TEXT PASSAGE
Amendment to Section 8(c)(i).  The last sentence of Section 8(c)(i) is hereby amended to add the phrase, “provided, however, that the initial payment shall include Base Salary amounts for all payroll periods from the date of termination through the date of such initial payment” to the end of the sentence.


5.

Amendment to Section 8(c)(ii).  Section 8(c)(ii) is hereby amended to add the phrase, “on the last day of each calendar quarter to which an applicable Minimum Bonus relates” to the end of such section.


6.

Amendment to Section 8(c)(vi).  Section 8(c)(vi) is hereby renamed Section 8(d) and amended and restated in its entirety as follows:


“(d)

Compensation Upon Death or Significant Disability. Subject to Section 23(c), upon death or Significant Disability, the Executive (or such payee as the Executive shall have designated on the signature page hereof) shall be entitled to six (6) months of the then current Base Salary and any Stock Options then held by the Executive, which are not yet exercisable, shall thereupon become exercisable in accordance with the terms of such Stock Option.  Payments of Base Salary pursuant to this Section 8(d) shall be made in one lump sum, payable on the thirtieth (30th) day following the date of the Executive’s termination of employment due to his death or Significant Disability.”

7.

Addition of Section 8(e).  Section 8(d) is hereby renamed Section 8(e).


8.

Amendment to Section 23.  Subsections (c) and (d) are hereby renumbered (d) and (e), respectively, subsections (a) and (b) of Section 23 are hereby amended and restated in their entirety, and a new subsection (c) is hereby added, as follows:


“23.

Change in Control.


(a)

TASK GOAL
Copy the amendment text word for word, starting at "Amendment to Section 8(c)(ii)." and ending at "of such section.".

SUPPLIED MATERIAL
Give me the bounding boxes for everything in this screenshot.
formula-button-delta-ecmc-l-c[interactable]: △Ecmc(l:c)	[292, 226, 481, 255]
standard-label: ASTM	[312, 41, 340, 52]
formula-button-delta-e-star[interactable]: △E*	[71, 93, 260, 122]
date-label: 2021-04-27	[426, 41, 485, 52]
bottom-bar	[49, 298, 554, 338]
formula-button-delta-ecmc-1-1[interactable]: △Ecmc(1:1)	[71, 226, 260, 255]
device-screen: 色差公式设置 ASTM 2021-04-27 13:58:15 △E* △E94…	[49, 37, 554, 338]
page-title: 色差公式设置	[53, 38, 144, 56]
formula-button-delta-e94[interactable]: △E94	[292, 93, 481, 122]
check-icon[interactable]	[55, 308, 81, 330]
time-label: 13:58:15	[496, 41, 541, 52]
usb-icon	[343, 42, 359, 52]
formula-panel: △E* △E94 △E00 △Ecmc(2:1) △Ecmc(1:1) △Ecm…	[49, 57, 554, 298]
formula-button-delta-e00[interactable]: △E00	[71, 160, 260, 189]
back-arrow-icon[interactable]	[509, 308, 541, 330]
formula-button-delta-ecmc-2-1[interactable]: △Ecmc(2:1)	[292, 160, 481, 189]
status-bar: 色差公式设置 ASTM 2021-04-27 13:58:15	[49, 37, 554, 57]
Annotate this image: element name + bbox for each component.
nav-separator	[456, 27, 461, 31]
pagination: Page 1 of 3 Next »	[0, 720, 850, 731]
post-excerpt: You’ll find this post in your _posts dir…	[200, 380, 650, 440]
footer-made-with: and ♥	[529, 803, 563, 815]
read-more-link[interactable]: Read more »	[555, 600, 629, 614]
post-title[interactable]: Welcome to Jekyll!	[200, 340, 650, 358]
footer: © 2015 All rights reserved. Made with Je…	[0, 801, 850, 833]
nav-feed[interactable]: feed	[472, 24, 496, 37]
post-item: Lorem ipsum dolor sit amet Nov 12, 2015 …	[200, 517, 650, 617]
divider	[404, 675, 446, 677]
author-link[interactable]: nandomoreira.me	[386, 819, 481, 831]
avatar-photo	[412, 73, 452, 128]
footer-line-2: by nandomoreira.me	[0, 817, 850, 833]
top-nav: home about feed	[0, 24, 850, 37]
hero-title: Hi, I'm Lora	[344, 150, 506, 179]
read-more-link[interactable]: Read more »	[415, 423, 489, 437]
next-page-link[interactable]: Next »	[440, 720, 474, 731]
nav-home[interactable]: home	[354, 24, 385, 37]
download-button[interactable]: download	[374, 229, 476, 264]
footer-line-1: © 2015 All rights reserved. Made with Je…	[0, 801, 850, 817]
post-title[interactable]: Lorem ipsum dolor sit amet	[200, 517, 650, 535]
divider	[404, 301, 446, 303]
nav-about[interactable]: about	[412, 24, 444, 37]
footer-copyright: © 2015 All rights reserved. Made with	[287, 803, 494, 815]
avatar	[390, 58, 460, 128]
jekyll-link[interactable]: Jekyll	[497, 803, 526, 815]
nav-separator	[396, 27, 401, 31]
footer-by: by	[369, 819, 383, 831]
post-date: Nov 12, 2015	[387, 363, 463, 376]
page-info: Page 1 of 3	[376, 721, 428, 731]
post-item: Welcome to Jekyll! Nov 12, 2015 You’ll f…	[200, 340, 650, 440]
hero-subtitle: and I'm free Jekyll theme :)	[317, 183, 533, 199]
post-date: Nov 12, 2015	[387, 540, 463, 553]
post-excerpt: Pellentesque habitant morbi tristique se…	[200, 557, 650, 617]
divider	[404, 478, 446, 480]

WRITTEN ANSWER
Amendment to Section 8(c)(ii).  Section 8(c)(ii) is hereby amended to add the phrase, “on the last day of each calendar quarter to which an applicable Minimum Bonus relates” to the end of such section.